Figure dataset records:
· · · · ·
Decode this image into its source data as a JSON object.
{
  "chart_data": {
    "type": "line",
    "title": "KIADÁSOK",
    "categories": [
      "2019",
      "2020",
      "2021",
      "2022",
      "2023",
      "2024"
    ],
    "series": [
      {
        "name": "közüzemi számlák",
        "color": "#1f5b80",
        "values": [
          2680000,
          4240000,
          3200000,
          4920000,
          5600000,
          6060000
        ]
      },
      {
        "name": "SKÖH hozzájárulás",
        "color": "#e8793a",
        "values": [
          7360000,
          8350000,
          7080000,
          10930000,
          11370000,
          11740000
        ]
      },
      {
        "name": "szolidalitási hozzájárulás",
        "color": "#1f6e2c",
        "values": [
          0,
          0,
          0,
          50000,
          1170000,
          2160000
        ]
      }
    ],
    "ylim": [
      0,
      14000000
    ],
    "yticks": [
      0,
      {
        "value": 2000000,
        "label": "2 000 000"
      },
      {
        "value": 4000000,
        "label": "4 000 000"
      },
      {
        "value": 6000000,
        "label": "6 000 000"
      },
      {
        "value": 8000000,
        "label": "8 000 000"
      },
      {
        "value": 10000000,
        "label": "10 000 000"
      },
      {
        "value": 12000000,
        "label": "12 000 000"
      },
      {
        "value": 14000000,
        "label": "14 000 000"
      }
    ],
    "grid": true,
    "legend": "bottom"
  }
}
· · · · ·
▶ Goal
Your task is to repeat every line exactly.

▶ Task output
Decode this image into its source data as a JSON object.
{
  "chart_data": {
    "type": "line",
    "title": "KIADÁSOK",
    "categories": [
      "2019",
      "2020",
      "2021",
      "2022",
      "2023",
      "2024"
    ],
    "series": [
      {
        "name": "közüzemi számlák",
        "color": "#1f5b80",
        "values": [
          2680000,
          4240000,
          3200000,
          4920000,
          5600000,
          6060000
        ]
      },
      {
        "name": "SKÖH hozzájárulás",
        "color": "#e8793a",
        "values": [
          7360000,
          8350000,
          7080000,
          10930000,
          11370000,
          11740000
        ]
      },
      {
        "name": "szolidalitási hozzájárulás",
        "color": "#1f6e2c",
        "values": [
          0,
          0,
          0,
          50000,
          1170000,
          2160000
        ]
      }
    ],
    "ylim": [
      0,
      14000000
    ],
    "yticks": [
      0,
      {
        "value": 2000000,
        "label": "2 000 000"
      },
      {
        "value": 4000000,
        "label": "4 000 000"
      },
      {
        "value": 6000000,
        "label": "6 000 000"
      },
      {
        "value": 8000000,
        "label": "8 000 000"
      },
      {
        "value": 10000000,
        "label": "10 000 000"
      },
      {
        "value": 12000000,
        "label": "12 000 000"
      },
      {
        "value": 14000000,
        "label": "14 000 000"
      }
    ],
    "grid": true,
    "legend": "bottom"
  }
}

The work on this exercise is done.